§ SHORT PROBLEM: Search the material and gather each line with "this" in it.

### PROVIDED DATA

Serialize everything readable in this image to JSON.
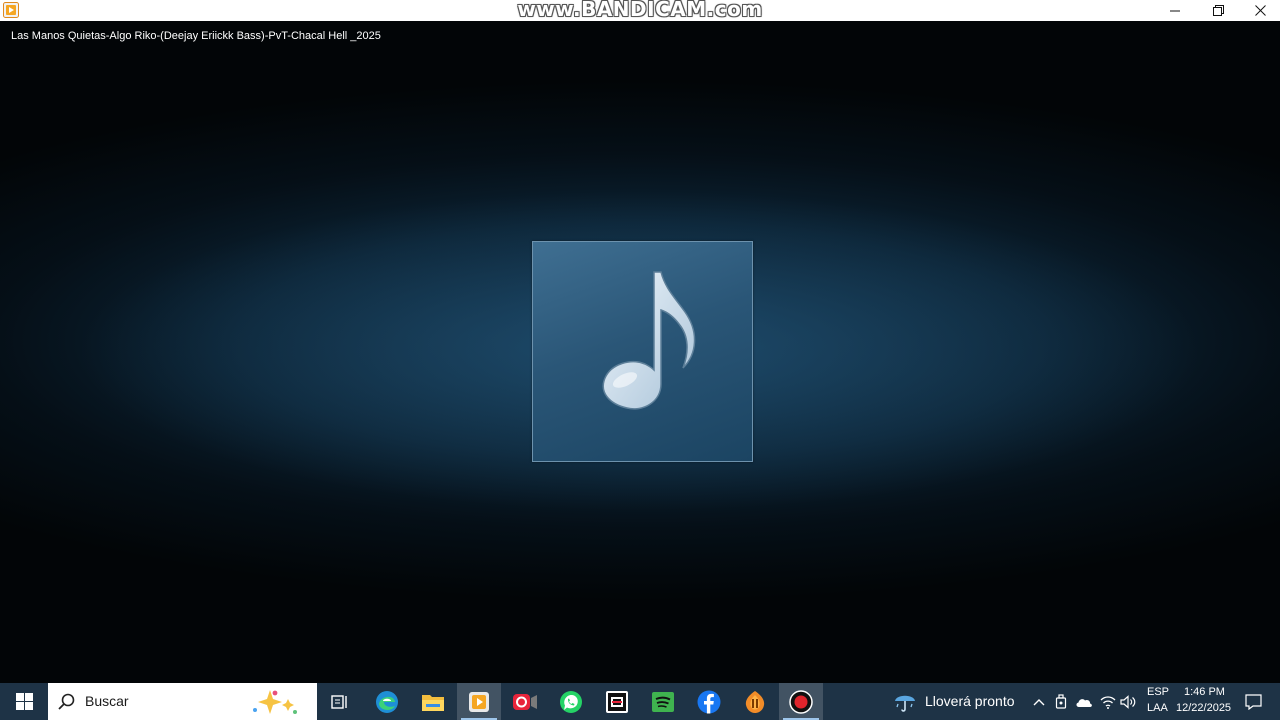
{
  "window": {
    "title": "Las Manos Quietas-Algo Riko-(Deejay Eriickk Bass)-PvT-Chacal Hell _2025",
    "watermark": "www.BANDICAM.com",
    "controls": {
      "minimize": "minimize-icon",
      "restore": "restore-icon",
      "close": "close-icon"
    }
  },
  "player": {
    "album_art_icon": "music-note-icon"
  },
  "taskbar": {
    "search_placeholder": "Buscar",
    "apps": [
      "start-icon",
      "task-view-icon",
      "edge-icon",
      "file-explorer-icon",
      "media-player-icon",
      "camera-app-icon",
      "whatsapp-icon",
      "capcut-icon",
      "spotify-icon",
      "facebook-icon",
      "fl-studio-icon",
      "bandicam-record-icon"
    ],
    "weather": "Lloverá pronto",
    "language_top": "ESP",
    "language_bottom": "LAA",
    "time": "1:46 PM",
    "date": "12/22/2025"
  },
  "colors": {
    "taskbar": "#1e3346",
    "accent": "#9ec5ea",
    "stage_dark": "#020507",
    "stage_mid": "#12344c"
  }
}
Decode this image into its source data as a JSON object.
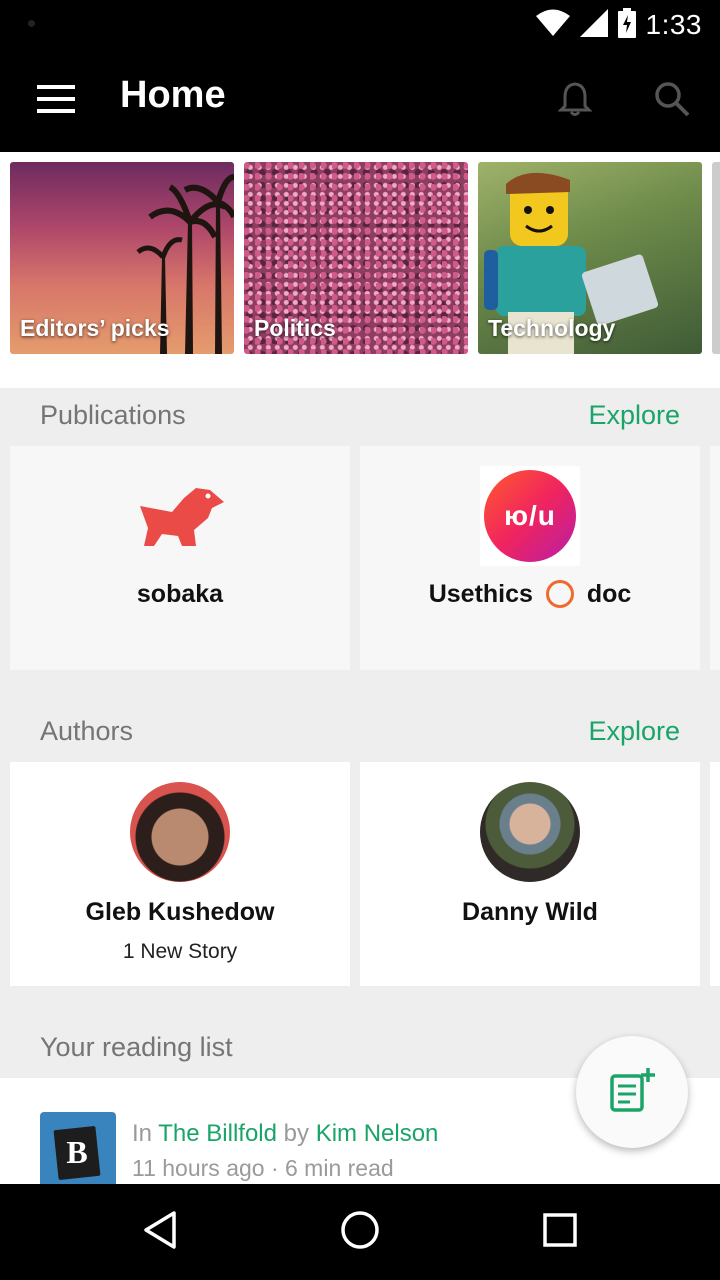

######

§ COMPLETE RESPONSE:
Serialize everything readable in this image to JSON.
Decode this image into its source data as a JSON object.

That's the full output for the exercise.